净水厂污泥(WTPS)是净水厂在饮用水处理过程中加入铁盐、铝盐或铁铝盐絮凝沉淀水中悬浮物产生的安全副产物[11-12].相关研究表明,非晶型结构的Fe和Al赋予了WTPS对较多污染物具有高吸附能力,例如磷(P)[13-14]、重金属[15]、有机污染物[16]和硫化氢等[17],其中WTPS对磷的吸附研究深受研究者青睐. WTPS具有高效稳定的磷吸附能力[18-20],并且吸附的磷比较稳定且不易再释放[21].但课题组前期研究表明,WTPS直接使用过程中会向水体中释放氨氮和有机物[22],造成二次污染,因此,课题组自主研发了煅烧改性净水厂污泥(C-WTPS),不仅消除了向水体释放氨氮和有机物问题,而且还增加了磷吸附量[23].

本文以自主研发的C-WTPS作为污染底泥活性覆盖材料,室内静态模拟实验研究C-WTPS覆盖强度对控制底泥磷释放效果的影响,分析C-WTPS和底泥中不同形态磷含量变化,探讨C-WTPS薄层覆盖对上覆水体中pH、溶解氧和氧化还原电位的影响.研究成果可为C-WTPS覆盖控制底泥磷释放的实际应用提供理论依据和技术支撑.

________

_书面题目 1_. 请一字不差地摘录净水厂污泥这段文档片段中从“净水厂污泥(WTPS)是净水”到“应用提供理论依据和技术支撑.”的那一段。
_书面题目 2_. 请紧接着这段讲净水厂污泥覆盖控磷的文档片段往下续写。

_所给材料_.

________

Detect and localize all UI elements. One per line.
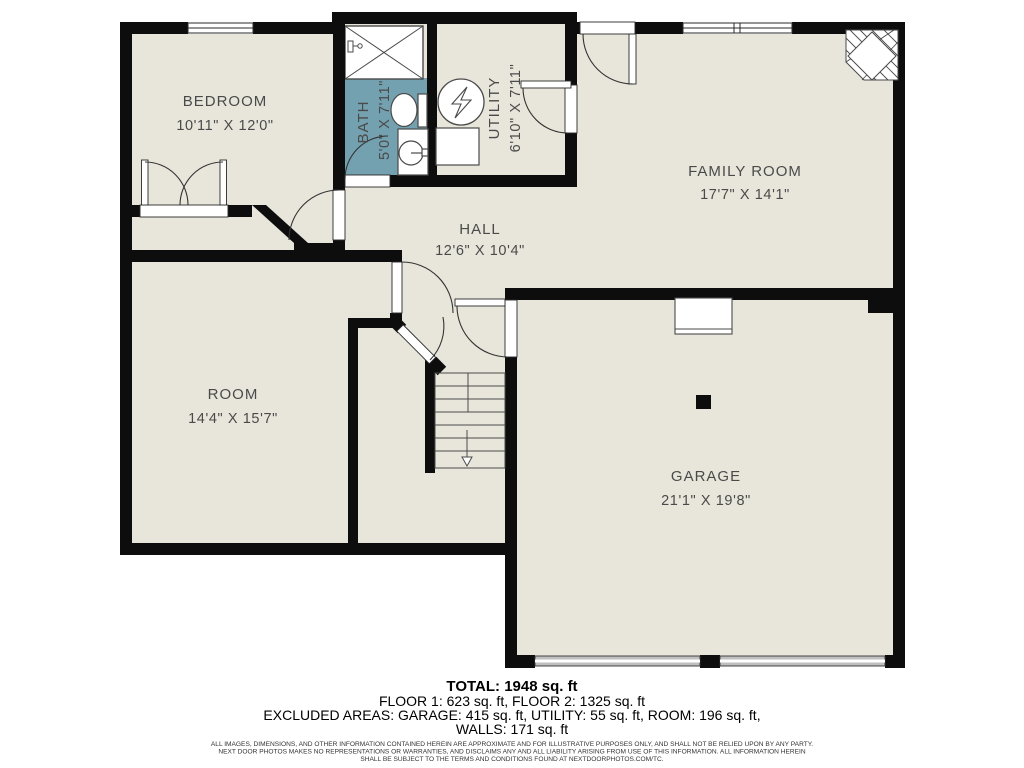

________

_最终结果 1_.
净水厂污泥(WTPS)是净水厂在饮用水处理过程中加入铁盐、铝盐或铁铝盐絮凝沉淀水中悬浮物产生的安全副产物[11-12].相关研究表明,非晶型结构的Fe和Al赋予了WTPS对较多污染物具有高吸附能力,例如磷(P)[13-14]、重金属[15]、有机污染物[16]和硫化氢等[17],其中WTPS对磷的吸附研究深受研究者青睐. WTPS具有高效稳定的磷吸附能力[18-20],并且吸附的磷比较稳定且不易再释放[21].但课题组前期研究表明,WTPS直接使用过程中会向水体中释放氨氮和有机物[22],造成二次污染,因此,课题组自主研发了煅烧改性净水厂污泥(C-WTPS),不仅消除了向水体释放氨氮和有机物问题,而且还增加了磷吸附量[23].

本文以自主研发的C-WTPS作为污染底泥活性覆盖材料,室内静态模拟实验研究C-WTPS覆盖强度对控制底泥磷释放效果的影响,分析C-WTPS和底泥中不同形态磷含量变化,探讨C-WTPS薄层覆盖对上覆水体中pH、溶解氧和氧化还原电位的影响.研究成果可为C-WTPS覆盖控制底泥磷释放的实际应用提供理论依据和技术支撑.

_最终结果 2_.
1 材料与方法 1.1 实验材料

实验使用的底泥取自华侨大学厦门校区白鹭湖表层底泥.将所取表层底泥通过16目(孔径1 mm)的筛网、混合均匀得到实验底泥,其物理化学性质如表 1所示.实验所用的水为实验室自来水.

表 1 底泥物理化学性质 Tab. 1 Physical and chemical properties of sediments

实验所用的C-WTPS:WTPS取自于厦门某净水厂的脱水后污泥,水厂絮凝剂以铝盐絮凝剂为主,采集的样品质地松软,含水率约为70 % ~75 %,自然风干后样品含水率降至10 % ~13 %.将自然风干的样品放入马弗炉中,在400℃下恒温煅烧2.5 h制得C-WTPS,通过机械破碎筛分获得1~2 mm的颗粒材料,C-WTPS制备参数选择详见参考文献[23],煅烧改性前后污泥理化性质变化详见参考文献[24].

1.2 实验装置与方法

实验在容积为5 L、直径150 mm广口玻璃瓶中进行,共有12个广口瓶,分为6组,每组2个平行样,编号为0#~5#,其中,0#为对照系统(未覆盖);1#~5#为C-WTPS覆盖系统,C-WTPS覆盖强度分别为0.25、0.50、1.00、1.50和2.00 kg/m2.每个瓶中底泥重量为1.21 kg,厚度约为5 cm.通过塑料软管利用虹吸原理将自来水缓缓沿瓶壁加入瓶中,上覆水体积为4 L,高度为20 cm.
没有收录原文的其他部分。